[Dataset items]
==================================================

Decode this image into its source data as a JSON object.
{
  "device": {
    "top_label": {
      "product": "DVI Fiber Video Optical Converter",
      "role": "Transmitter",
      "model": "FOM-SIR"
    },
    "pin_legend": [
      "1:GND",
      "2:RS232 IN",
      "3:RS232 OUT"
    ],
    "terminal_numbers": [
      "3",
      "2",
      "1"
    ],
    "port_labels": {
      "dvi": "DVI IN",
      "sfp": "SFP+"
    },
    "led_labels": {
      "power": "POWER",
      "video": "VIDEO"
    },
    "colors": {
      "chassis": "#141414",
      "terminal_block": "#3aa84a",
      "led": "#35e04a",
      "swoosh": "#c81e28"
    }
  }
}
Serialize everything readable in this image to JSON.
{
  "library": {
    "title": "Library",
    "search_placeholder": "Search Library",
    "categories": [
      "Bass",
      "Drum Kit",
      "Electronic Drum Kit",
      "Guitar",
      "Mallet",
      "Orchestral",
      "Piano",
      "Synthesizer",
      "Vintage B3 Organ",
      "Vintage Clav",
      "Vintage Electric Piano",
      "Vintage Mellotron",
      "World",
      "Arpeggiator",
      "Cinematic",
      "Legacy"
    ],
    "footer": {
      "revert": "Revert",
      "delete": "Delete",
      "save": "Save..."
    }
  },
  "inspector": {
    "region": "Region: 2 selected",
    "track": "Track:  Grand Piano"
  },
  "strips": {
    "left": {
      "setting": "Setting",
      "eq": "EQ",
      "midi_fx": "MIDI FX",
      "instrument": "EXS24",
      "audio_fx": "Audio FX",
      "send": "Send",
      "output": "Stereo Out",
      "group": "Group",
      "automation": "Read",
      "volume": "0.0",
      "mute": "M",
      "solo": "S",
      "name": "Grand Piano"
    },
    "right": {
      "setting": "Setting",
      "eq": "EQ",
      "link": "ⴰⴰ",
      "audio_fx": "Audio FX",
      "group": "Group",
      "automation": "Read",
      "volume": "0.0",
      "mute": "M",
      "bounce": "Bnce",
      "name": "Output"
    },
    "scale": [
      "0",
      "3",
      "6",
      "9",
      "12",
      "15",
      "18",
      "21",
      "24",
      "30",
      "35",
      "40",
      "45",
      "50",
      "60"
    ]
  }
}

==================================================

GIVEN INSTRUCTION: Sift the material for lines with the string "image". Copy each one found.

RESULT OF THE EXERCISE:
Decode this image into its source data as a JSON object.
Serialize everything readable in this image to JSON.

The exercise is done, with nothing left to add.